Set problem >> Extract the listing below in full, unchanged.

(Stored data entries)
"""

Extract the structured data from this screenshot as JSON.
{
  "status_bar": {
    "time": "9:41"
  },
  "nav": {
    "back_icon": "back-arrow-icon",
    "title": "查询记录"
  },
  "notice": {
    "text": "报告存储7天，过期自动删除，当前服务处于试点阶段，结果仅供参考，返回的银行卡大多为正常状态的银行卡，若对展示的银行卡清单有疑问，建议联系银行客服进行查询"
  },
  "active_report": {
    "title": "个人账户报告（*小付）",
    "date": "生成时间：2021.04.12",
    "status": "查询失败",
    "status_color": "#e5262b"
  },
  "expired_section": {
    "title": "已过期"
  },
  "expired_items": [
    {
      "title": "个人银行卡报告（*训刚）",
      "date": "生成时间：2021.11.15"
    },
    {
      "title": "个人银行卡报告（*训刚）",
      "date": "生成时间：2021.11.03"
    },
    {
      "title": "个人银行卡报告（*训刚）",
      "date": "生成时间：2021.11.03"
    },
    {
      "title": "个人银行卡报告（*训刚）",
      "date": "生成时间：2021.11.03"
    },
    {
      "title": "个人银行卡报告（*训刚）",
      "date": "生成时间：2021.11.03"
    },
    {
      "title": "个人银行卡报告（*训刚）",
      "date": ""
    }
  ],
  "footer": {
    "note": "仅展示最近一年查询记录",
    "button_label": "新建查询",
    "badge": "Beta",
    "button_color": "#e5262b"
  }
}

"""

Written answer >>
Extract the structured data from this screenshot as JSON.
{
  "status_bar": {
    "time": "9:41"
  },
  "nav": {
    "back_icon": "back-arrow-icon",
    "title": "查询记录"
  },
  "notice": {
    "text": "报告存储7天，过期自动删除，当前服务处于试点阶段，结果仅供参考，返回的银行卡大多为正常状态的银行卡，若对展示的银行卡清单有疑问，建议联系银行客服进行查询"
  },
  "active_report": {
    "title": "个人账户报告（*小付）",
    "date": "生成时间：2021.04.12",
    "status": "查询失败",
    "status_color": "#e5262b"
  },
  "expired_section": {
    "title": "已过期"
  },
  "expired_items": [
    {
      "title": "个人银行卡报告（*训刚）",
      "date": "生成时间：2021.11.15"
    },
    {
      "title": "个人银行卡报告（*训刚）",
      "date": "生成时间：2021.11.03"
    },
    {
      "title": "个人银行卡报告（*训刚）",
      "date": "生成时间：2021.11.03"
    },
    {
      "title": "个人银行卡报告（*训刚）",
      "date": "生成时间：2021.11.03"
    },
    {
      "title": "个人银行卡报告（*训刚）",
      "date": "生成时间：2021.11.03"
    },
    {
      "title": "个人银行卡报告（*训刚）",
      "date": ""
    }
  ],
  "footer": {
    "note": "仅展示最近一年查询记录",
    "button_label": "新建查询",
    "badge": "Beta",
    "button_color": "#e5262b"
  }
}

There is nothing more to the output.